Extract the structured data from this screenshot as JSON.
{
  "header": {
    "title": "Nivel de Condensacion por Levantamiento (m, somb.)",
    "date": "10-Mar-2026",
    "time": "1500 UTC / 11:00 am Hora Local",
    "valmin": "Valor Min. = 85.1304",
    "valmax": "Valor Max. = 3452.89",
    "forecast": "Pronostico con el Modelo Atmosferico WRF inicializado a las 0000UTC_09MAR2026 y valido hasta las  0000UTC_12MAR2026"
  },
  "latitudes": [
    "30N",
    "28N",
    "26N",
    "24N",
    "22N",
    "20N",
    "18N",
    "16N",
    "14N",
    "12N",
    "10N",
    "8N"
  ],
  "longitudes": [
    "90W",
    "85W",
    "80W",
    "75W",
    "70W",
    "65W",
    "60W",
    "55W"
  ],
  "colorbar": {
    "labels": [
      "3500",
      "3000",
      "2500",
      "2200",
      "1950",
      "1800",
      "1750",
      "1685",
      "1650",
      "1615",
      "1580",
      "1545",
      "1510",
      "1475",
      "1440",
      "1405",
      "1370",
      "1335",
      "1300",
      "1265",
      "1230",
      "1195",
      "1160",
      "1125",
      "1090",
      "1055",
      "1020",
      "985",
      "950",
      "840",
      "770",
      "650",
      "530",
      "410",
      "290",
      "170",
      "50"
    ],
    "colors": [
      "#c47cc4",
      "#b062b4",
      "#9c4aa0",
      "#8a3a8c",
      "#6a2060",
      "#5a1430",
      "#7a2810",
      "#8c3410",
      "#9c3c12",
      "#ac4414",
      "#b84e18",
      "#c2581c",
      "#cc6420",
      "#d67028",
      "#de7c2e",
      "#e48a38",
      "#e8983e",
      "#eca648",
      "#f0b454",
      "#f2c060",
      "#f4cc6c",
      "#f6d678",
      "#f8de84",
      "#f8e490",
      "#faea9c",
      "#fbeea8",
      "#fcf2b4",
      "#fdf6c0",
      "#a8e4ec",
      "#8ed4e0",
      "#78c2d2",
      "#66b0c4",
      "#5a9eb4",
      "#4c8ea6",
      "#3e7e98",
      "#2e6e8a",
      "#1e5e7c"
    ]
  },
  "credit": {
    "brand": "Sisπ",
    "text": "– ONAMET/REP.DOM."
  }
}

• REQUIREMENTS
Find the lines above that contain the word "Valor" and collect them.

• WRITTEN SOLUTION
    "valmin": "Valor Min. = 85.1304",
    "valmax": "Valor Max. = 3452.89",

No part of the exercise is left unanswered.